◆ Task:
Find all lines in the records that include the word "screenshot", and copy them out.

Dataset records
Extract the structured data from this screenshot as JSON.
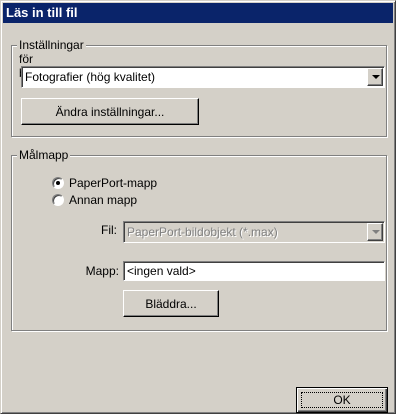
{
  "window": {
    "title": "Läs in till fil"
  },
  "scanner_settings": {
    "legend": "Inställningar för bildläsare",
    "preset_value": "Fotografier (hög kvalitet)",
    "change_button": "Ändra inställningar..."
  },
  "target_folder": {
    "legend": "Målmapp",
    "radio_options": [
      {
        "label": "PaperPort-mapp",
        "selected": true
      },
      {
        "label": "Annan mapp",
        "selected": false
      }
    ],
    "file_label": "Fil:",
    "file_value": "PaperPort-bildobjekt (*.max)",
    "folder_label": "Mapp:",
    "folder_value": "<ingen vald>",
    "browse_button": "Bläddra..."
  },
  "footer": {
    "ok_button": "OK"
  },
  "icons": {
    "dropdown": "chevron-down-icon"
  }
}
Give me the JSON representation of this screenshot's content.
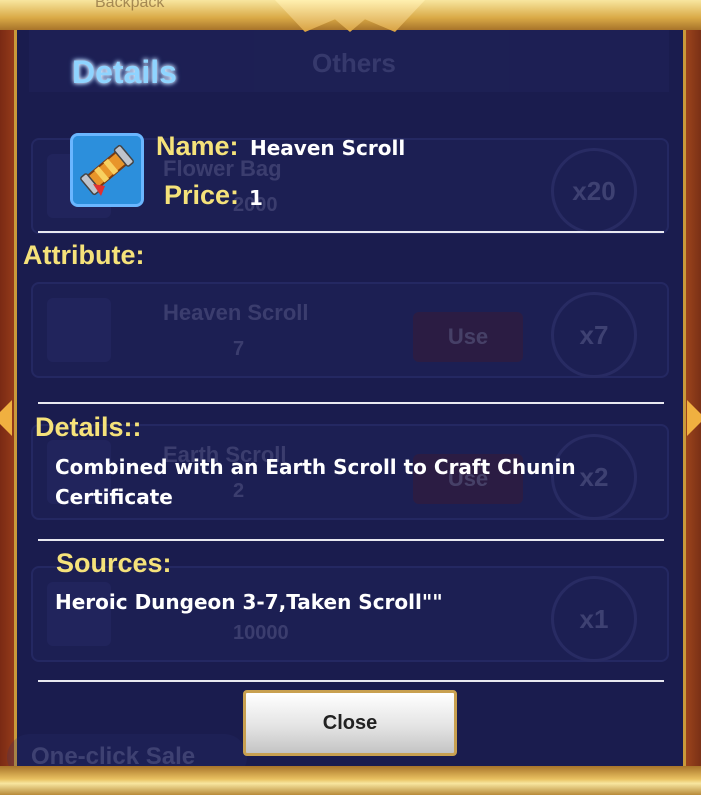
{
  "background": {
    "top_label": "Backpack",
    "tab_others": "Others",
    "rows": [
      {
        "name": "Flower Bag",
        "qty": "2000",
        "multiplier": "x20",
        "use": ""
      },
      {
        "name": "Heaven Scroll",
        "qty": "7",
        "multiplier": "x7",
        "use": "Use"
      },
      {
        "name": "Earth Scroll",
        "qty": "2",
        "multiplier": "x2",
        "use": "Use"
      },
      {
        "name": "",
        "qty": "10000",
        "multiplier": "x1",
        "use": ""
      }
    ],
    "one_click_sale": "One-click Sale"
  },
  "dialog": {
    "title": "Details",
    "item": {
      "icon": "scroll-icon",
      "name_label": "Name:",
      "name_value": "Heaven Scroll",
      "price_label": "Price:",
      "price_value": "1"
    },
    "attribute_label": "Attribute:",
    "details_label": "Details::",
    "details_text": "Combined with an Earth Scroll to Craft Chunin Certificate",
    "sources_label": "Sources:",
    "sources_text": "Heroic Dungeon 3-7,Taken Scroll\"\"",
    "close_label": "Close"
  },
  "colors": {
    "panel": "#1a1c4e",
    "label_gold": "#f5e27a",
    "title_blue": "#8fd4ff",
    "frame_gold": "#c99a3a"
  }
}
* * *
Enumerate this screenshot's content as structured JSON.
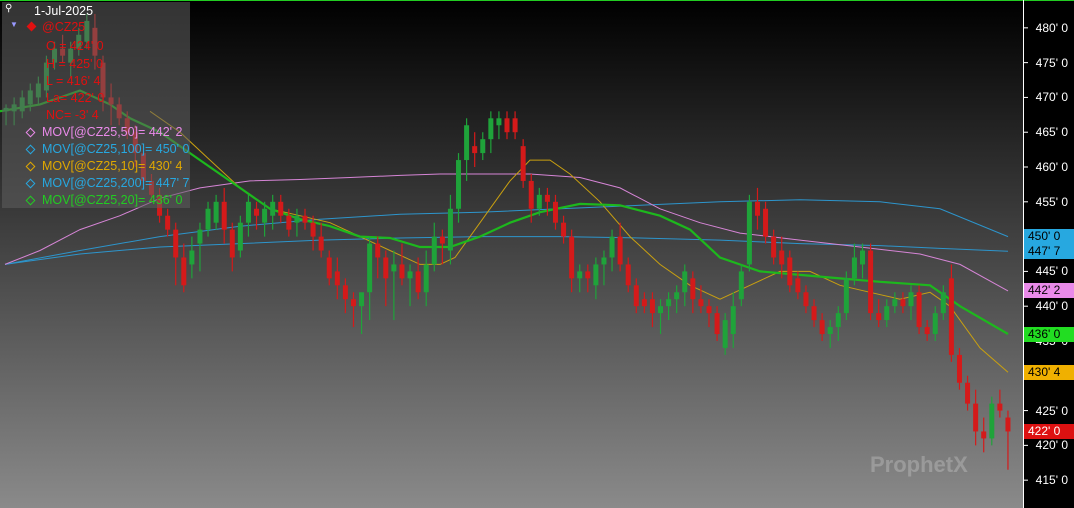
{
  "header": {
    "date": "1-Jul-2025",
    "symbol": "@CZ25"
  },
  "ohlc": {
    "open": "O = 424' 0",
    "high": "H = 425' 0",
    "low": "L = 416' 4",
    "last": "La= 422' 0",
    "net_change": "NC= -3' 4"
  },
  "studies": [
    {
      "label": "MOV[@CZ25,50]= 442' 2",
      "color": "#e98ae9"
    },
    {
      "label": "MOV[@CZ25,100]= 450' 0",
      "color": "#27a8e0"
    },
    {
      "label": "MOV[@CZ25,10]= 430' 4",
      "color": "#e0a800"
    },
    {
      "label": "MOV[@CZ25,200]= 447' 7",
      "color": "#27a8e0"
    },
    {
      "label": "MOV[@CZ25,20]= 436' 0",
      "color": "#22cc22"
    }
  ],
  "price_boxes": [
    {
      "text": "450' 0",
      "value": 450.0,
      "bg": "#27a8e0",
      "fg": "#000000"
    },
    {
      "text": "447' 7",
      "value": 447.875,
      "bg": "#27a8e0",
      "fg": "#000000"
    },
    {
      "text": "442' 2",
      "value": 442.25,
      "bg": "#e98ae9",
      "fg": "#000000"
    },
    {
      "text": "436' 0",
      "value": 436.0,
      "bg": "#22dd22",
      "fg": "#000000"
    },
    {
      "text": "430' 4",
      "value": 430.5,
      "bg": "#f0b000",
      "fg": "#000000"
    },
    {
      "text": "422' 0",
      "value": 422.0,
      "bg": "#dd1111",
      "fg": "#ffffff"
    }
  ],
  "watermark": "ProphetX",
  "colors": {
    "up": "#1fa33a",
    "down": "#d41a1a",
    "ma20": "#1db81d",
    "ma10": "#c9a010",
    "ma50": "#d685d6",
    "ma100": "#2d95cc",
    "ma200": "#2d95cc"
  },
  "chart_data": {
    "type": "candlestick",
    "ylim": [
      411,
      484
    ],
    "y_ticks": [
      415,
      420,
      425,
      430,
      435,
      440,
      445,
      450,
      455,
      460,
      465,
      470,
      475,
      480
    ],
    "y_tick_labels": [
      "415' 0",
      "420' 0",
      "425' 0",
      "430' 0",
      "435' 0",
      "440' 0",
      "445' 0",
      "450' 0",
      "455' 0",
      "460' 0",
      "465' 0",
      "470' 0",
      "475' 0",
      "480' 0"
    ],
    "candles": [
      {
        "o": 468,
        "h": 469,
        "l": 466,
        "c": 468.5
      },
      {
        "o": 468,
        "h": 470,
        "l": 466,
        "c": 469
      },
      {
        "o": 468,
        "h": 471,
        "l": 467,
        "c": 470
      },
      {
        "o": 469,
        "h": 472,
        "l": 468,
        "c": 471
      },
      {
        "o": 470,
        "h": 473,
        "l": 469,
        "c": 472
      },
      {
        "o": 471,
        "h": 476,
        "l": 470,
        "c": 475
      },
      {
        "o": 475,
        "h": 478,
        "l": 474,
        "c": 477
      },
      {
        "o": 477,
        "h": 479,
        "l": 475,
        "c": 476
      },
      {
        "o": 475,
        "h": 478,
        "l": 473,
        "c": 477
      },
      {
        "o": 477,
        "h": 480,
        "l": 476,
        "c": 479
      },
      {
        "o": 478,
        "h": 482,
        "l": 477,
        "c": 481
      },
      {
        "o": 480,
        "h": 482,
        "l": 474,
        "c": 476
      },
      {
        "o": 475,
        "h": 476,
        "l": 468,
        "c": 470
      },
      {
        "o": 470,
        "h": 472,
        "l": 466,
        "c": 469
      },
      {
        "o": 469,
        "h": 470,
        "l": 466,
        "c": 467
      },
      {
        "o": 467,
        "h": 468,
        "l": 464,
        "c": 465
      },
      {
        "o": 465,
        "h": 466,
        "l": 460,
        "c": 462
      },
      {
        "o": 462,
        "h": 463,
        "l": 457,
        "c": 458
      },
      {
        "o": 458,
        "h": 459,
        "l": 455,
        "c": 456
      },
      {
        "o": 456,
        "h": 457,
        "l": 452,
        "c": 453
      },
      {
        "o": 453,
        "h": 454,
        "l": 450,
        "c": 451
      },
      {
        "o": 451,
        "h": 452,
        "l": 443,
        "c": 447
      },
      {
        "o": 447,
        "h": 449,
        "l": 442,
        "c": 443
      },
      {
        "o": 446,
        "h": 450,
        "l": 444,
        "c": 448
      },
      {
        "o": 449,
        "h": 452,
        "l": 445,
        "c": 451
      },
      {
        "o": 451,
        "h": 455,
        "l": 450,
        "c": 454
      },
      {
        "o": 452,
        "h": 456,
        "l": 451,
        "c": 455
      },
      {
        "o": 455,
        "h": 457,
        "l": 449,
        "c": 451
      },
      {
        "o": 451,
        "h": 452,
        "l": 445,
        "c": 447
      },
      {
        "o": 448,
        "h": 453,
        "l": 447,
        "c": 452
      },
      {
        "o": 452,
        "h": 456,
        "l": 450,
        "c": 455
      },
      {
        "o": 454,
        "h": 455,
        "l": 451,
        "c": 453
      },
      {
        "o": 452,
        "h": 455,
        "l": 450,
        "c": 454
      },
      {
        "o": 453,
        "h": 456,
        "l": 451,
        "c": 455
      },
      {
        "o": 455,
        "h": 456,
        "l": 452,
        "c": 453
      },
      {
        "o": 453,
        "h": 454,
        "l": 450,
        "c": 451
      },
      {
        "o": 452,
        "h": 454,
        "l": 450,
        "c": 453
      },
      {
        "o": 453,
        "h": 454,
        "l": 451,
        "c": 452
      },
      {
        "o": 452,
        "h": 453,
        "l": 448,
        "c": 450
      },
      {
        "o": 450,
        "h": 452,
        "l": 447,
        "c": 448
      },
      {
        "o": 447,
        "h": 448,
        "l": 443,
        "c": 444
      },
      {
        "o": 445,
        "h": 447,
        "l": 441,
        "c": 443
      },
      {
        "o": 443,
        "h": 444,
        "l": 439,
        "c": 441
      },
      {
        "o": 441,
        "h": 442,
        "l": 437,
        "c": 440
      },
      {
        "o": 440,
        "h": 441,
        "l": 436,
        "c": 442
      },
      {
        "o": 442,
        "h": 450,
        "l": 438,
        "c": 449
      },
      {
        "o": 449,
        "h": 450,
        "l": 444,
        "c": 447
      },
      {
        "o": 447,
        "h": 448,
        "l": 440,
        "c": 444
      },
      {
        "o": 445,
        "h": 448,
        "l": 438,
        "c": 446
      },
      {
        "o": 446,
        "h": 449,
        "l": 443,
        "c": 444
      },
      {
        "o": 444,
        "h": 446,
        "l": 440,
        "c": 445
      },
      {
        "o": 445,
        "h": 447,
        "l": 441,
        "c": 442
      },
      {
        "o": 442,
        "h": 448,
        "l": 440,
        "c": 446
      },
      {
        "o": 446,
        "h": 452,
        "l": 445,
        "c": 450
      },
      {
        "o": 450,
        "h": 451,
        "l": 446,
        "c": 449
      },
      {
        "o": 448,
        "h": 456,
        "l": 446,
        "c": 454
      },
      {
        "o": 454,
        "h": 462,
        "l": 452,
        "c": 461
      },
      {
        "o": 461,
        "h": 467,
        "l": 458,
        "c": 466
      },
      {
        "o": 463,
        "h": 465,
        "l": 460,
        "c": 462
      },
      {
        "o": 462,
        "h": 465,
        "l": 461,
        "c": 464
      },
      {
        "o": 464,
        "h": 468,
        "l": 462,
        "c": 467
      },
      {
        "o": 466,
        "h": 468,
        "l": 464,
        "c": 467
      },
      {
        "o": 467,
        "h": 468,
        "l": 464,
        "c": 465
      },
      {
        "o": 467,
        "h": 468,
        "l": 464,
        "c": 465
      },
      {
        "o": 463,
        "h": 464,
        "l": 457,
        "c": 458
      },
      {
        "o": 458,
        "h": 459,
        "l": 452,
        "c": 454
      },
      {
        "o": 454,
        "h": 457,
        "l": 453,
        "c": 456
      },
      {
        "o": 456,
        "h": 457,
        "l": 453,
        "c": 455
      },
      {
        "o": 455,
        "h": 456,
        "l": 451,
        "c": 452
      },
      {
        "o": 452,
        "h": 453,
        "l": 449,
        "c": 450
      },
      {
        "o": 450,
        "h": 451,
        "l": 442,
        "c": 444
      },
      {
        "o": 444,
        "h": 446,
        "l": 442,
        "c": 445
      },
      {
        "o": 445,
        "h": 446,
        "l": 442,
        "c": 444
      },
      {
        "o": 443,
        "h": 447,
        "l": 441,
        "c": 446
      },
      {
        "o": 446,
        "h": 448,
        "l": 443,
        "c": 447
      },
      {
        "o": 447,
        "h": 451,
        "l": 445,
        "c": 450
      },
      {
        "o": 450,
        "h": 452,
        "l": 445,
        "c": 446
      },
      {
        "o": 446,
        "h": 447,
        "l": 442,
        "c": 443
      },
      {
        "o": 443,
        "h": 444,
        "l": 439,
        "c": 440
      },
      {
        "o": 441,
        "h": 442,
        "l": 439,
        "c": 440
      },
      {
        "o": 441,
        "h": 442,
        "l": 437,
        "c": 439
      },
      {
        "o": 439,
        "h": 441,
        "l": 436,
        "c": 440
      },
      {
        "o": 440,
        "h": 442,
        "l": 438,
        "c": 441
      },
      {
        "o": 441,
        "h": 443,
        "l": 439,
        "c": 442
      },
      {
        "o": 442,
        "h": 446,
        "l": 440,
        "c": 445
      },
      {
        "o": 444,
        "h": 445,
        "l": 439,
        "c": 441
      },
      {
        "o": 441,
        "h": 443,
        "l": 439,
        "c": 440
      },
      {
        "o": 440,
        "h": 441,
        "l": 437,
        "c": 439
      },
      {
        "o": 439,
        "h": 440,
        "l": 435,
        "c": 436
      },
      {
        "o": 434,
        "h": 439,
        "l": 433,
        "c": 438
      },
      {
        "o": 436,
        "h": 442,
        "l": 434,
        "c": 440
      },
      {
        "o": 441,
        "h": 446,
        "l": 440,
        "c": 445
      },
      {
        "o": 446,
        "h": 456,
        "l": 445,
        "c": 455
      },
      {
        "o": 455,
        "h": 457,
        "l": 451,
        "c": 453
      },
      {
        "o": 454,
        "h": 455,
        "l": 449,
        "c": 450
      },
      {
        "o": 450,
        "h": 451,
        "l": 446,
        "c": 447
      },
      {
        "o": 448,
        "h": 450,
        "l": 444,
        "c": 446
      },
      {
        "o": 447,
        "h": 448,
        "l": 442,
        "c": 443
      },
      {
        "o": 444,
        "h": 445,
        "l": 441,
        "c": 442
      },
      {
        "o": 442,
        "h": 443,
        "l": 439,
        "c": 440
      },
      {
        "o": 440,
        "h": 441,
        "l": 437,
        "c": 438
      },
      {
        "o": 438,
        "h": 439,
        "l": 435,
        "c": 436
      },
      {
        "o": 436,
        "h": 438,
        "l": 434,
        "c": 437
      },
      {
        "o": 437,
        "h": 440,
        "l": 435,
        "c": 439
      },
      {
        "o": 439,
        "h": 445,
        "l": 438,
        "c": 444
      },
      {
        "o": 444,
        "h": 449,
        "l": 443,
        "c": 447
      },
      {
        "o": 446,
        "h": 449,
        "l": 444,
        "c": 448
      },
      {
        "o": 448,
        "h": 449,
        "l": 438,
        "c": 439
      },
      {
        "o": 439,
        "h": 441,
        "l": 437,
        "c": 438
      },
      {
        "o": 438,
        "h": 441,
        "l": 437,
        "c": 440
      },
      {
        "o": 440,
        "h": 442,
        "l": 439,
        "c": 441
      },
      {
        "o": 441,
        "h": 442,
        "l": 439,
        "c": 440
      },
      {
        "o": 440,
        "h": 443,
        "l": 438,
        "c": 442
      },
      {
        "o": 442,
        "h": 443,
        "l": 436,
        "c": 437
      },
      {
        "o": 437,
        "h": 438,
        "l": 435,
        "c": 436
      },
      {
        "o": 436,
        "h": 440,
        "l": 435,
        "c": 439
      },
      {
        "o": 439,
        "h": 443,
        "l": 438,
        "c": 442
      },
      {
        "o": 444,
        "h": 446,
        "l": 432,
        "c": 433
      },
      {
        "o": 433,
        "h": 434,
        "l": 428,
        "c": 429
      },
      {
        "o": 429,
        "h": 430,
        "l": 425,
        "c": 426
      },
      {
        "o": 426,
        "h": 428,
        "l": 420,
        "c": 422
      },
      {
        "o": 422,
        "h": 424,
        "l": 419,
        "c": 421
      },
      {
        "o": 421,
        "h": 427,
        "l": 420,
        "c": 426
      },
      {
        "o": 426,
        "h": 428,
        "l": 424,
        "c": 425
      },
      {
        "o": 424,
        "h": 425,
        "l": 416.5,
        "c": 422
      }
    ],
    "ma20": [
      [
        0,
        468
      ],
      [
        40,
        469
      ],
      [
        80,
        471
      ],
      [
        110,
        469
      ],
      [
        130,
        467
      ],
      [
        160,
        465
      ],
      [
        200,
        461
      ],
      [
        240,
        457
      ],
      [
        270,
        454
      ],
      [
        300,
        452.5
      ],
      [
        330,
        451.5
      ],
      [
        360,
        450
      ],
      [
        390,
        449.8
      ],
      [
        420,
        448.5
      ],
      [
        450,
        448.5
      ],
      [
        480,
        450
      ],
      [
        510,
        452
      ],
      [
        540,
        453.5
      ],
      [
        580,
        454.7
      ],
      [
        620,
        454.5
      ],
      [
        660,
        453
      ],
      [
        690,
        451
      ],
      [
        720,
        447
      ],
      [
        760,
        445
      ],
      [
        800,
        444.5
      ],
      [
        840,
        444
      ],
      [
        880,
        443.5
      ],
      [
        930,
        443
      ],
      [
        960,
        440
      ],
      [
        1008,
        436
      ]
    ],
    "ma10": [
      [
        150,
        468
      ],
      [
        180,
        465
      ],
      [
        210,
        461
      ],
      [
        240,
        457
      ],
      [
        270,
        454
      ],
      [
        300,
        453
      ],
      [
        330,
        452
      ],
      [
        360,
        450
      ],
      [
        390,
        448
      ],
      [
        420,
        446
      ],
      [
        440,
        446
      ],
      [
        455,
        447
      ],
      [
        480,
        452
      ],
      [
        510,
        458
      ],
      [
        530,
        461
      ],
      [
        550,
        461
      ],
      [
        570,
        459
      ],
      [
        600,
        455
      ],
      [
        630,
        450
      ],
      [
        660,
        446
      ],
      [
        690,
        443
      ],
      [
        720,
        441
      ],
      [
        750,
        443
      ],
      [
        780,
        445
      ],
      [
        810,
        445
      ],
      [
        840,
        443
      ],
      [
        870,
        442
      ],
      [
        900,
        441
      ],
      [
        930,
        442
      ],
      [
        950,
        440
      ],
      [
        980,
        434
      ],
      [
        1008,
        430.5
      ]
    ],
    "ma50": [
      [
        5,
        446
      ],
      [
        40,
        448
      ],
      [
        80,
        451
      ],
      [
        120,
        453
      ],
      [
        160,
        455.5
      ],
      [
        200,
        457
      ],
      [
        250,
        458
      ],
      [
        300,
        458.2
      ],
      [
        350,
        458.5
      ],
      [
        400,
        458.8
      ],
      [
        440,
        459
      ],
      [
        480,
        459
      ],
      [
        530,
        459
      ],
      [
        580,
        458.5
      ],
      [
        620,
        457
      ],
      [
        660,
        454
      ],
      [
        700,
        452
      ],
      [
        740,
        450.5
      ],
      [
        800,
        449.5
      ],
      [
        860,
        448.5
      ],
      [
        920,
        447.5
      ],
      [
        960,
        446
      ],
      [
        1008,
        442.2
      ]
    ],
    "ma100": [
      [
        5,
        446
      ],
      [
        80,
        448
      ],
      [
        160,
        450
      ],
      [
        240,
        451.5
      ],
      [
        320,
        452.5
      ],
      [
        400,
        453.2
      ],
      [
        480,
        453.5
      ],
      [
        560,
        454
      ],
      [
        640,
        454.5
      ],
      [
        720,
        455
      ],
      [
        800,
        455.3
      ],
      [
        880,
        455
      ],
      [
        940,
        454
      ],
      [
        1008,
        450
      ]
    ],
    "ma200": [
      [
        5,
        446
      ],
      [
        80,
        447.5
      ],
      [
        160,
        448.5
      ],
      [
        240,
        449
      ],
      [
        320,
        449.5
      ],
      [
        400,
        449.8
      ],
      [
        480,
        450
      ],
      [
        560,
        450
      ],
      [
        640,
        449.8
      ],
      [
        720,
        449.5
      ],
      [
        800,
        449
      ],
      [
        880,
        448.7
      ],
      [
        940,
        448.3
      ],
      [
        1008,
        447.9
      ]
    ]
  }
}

◆ Answer to this exercise:
Extract the structured data from this screenshot as JSON.
Give me the JSON representation of this screenshot's content.
Enumerate this screenshot's content as structured JSON.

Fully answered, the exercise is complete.